*THE INPUT*
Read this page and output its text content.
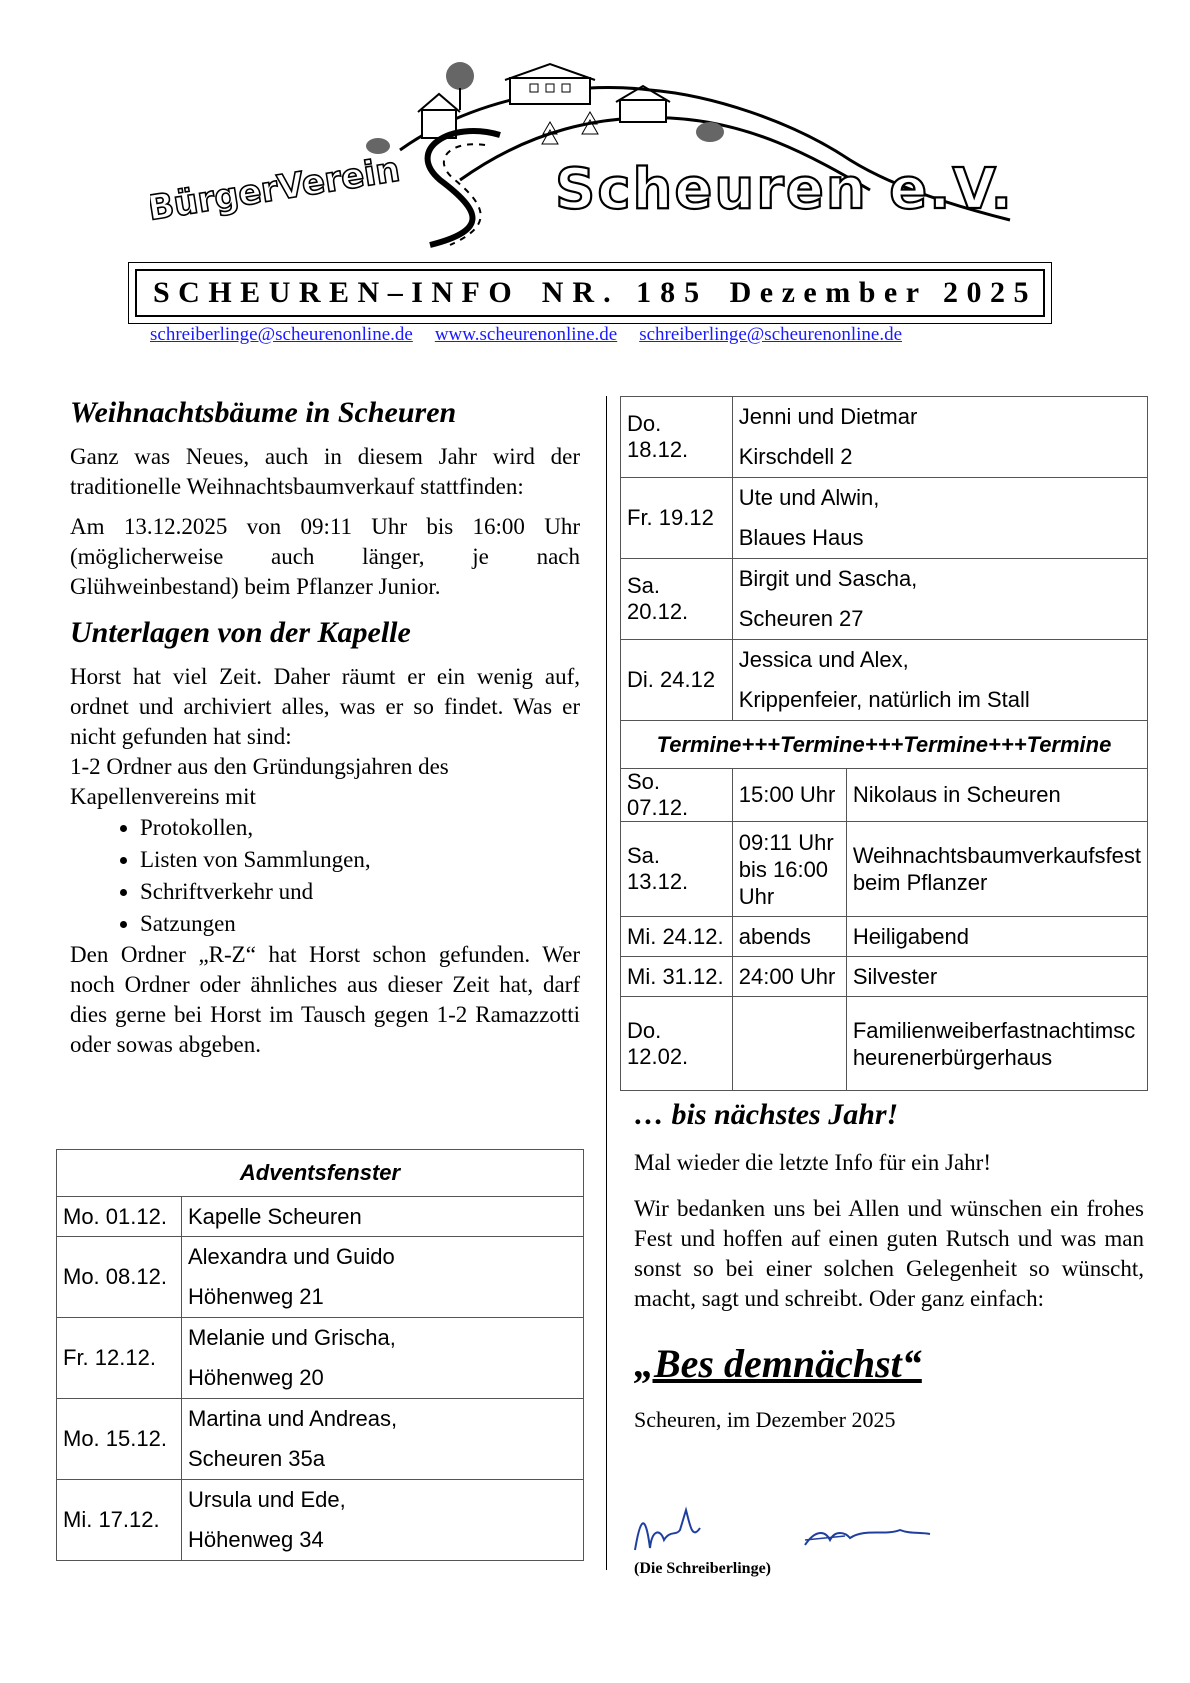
BürgerVerein	Scheuren e.V.
SCHEUREN–INFO NR. 185 Dezember 2025
schreiberlinge@scheurenonline.de www.scheurenonline.de schreiberlinge@scheurenonline.de
Weihnachtsbäume in Scheuren

Ganz was Neues, auch in diesem Jahr wird der traditionelle Weihnachtsbaumverkauf stattfinden:

Am 13.12.2025 von 09:11 Uhr bis 16:00 Uhr (möglicherweise auch länger, je nach Glühweinbestand) beim Pflanzer Junior.

Unterlagen von der Kapelle

Horst hat viel Zeit. Daher räumt er ein wenig auf, ordnet und archiviert alles, was er so findet. Was er nicht gefunden hat sind:

1-2 Ordner aus den Gründungsjahren des Kapellenvereins mit

• Protokollen,
• Listen von Sammlungen,
• Schriftverkehr und
• Satzungen

Den Ordner „R-Z“ hat Horst schon gefunden. Wer noch Ordner oder ähnliches aus dieser Zeit hat, darf dies gerne bei Horst im Tausch gegen 1-2 Ramazzotti oder sowas abgeben.

Adventsfenster	
Mo. 01.12.	Kapelle Scheuren
Mo. 08.12.	Alexandra und Guido
Höhenweg 21

Fr. 12.12.	Melanie und Grischa,
Höhenweg 20

Mo. 15.12.	Martina und Andreas,
Scheuren 35a

Mi. 17.12.	Ursula und Ede,
Höhenweg 34
Do. 18.12.	Jenni und Dietmar
Kirschdell 2	

Fr. 19.12	Ute und Alwin,
Blaues Haus	

Sa. 20.12.	Birgit und Sascha,
Scheuren 27	

Di. 24.12	Jessica und Alex,
Krippenfeier, natürlich im Stall	

Termine+++Termine+++Termine+++Termine		
So. 07.12.	15:00 Uhr	Nikolaus in Scheuren
Sa. 13.12.	09:11 Uhr bis 16:00 Uhr	Weihnachtsbaumverkaufsfest beim Pflanzer
Mi. 24.12.	abends	Heiligabend
Mi. 31.12.	24:00 Uhr	Silvester
Do. 12.02.		Familienweiberfastnachtimscheurenerbürgerhaus
… bis nächstes Jahr!

Mal wieder die letzte Info für ein Jahr!

Wir bedanken uns bei Allen und wünschen ein frohes Fest und hoffen auf einen guten Rutsch und was man sonst so bei einer solchen Gelegenheit so wünscht, macht, sagt und schreibt. Oder ganz einfach:

„Bes demnächst“
Scheuren, im Dezember 2025
(Die Schreiberlinge)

*SET TASK*
Copy out every line in the listing where the word "gefunden" appears.

*EXPECTED OUTPUT*
Horst hat viel Zeit. Daher räumt er ein wenig auf, ordnet und archiviert alles, was er so findet. Was er nicht gefunden hat sind:
Den Ordner „R-Z“ hat Horst schon gefunden. Wer noch Ordner oder ähnliches aus dieser Zeit hat, darf dies gerne bei Horst im Tausch gegen 1-2 Ramazzotti oder sowas abgeben.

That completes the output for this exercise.